__The exercise__: Repeat exactly the lines that run from the one containing "Read all visible content and emit it as JSON." to the end of the data, and leave out all others.

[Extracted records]
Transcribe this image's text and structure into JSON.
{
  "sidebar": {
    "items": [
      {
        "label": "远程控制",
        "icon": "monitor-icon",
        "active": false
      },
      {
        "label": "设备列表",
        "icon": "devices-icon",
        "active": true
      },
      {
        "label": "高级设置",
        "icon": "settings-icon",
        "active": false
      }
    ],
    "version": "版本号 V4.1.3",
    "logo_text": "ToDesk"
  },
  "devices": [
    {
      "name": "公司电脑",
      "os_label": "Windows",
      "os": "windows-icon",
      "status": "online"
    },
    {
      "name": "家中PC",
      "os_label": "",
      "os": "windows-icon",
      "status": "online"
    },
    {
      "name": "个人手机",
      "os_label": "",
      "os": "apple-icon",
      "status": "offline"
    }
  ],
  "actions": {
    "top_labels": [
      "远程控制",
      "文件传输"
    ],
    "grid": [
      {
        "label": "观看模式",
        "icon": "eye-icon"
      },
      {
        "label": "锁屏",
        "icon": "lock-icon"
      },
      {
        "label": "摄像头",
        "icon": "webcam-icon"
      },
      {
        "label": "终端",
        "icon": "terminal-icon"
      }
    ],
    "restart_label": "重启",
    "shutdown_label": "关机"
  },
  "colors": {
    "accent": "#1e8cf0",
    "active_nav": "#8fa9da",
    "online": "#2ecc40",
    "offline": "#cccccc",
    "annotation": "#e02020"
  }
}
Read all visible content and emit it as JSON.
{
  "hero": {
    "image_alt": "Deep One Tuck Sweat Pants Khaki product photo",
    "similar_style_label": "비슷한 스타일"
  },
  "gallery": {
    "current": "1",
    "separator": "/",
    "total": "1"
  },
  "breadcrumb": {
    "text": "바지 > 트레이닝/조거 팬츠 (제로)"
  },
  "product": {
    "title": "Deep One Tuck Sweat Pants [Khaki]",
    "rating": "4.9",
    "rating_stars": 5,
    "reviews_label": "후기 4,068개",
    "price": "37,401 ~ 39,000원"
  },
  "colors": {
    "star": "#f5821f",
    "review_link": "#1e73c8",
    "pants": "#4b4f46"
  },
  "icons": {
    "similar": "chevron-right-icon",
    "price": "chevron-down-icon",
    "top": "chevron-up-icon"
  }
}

__Task answer__:
Read all visible content and emit it as JSON.
{
  "hero": {
    "image_alt": "Deep One Tuck Sweat Pants Khaki product photo",
    "similar_style_label": "비슷한 스타일"
  },
  "gallery": {
    "current": "1",
    "separator": "/",
    "total": "1"
  },
  "breadcrumb": {
    "text": "바지 > 트레이닝/조거 팬츠 (제로)"
  },
  "product": {
    "title": "Deep One Tuck Sweat Pants [Khaki]",
    "rating": "4.9",
    "rating_stars": 5,
    "reviews_label": "후기 4,068개",
    "price": "37,401 ~ 39,000원"
  },
  "colors": {
    "star": "#f5821f",
    "review_link": "#1e73c8",
    "pants": "#4b4f46"
  },
  "icons": {
    "similar": "chevron-right-icon",
    "price": "chevron-down-icon",
    "top": "chevron-up-icon"
  }
}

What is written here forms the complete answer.